* What you are asked to do:
Transcribe the full listing below exactly.

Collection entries
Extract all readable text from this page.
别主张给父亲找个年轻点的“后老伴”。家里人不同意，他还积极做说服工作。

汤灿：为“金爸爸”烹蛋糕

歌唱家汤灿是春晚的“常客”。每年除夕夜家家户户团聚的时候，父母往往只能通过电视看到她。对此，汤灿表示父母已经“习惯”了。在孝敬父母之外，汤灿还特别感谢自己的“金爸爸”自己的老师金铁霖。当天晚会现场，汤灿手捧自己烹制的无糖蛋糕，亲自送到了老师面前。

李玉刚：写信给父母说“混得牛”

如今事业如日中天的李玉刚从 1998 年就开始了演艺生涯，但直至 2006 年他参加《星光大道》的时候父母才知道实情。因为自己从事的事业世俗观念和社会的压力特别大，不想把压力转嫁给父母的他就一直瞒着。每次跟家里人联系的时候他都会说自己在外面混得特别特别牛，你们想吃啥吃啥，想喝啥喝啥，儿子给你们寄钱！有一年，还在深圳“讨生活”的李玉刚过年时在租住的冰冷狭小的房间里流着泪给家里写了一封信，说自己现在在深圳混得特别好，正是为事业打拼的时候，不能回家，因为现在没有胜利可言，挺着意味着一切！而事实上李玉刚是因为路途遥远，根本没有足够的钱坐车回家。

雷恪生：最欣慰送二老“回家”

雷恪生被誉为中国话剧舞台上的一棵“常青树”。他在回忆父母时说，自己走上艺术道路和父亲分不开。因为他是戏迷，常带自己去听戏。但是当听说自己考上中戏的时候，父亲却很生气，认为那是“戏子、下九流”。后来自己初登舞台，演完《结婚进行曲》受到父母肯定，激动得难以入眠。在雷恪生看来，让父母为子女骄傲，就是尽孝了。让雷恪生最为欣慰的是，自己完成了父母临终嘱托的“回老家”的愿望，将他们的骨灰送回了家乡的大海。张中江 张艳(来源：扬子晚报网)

* Response to this task:
Extract all readable text from this page.
别主张给父亲找个年轻点的“后老伴”。家里人不同意，他还积极做说服工作。

汤灿：为“金爸爸”烹蛋糕

歌唱家汤灿是春晚的“常客”。每年除夕夜家家户户团聚的时候，父母往往只能通过电视看到她。对此，汤灿表示父母已经“习惯”了。在孝敬父母之外，汤灿还特别感谢自己的“金爸爸”自己的老师金铁霖。当天晚会现场，汤灿手捧自己烹制的无糖蛋糕，亲自送到了老师面前。

李玉刚：写信给父母说“混得牛”

如今事业如日中天的李玉刚从 1998 年就开始了演艺生涯，但直至 2006 年他参加《星光大道》的时候父母才知道实情。因为自己从事的事业世俗观念和社会的压力特别大，不想把压力转嫁给父母的他就一直瞒着。每次跟家里人联系的时候他都会说自己在外面混得特别特别牛，你们想吃啥吃啥，想喝啥喝啥，儿子给你们寄钱！有一年，还在深圳“讨生活”的李玉刚过年时在租住的冰冷狭小的房间里流着泪给家里写了一封信，说自己现在在深圳混得特别好，正是为事业打拼的时候，不能回家，因为现在没有胜利可言，挺着意味着一切！而事实上李玉刚是因为路途遥远，根本没有足够的钱坐车回家。

雷恪生：最欣慰送二老“回家”

雷恪生被誉为中国话剧舞台上的一棵“常青树”。他在回忆父母时说，自己走上艺术道路和父亲分不开。因为他是戏迷，常带自己去听戏。但是当听说自己考上中戏的时候，父亲却很生气，认为那是“戏子、下九流”。后来自己初登舞台，演完《结婚进行曲》受到父母肯定，激动得难以入眠。在雷恪生看来，让父母为子女骄傲，就是尽孝了。让雷恪生最为欣慰的是，自己完成了父母临终嘱托的“回老家”的愿望，将他们的骨灰送回了家乡的大海。张中江 张艳(来源：扬子晚报网)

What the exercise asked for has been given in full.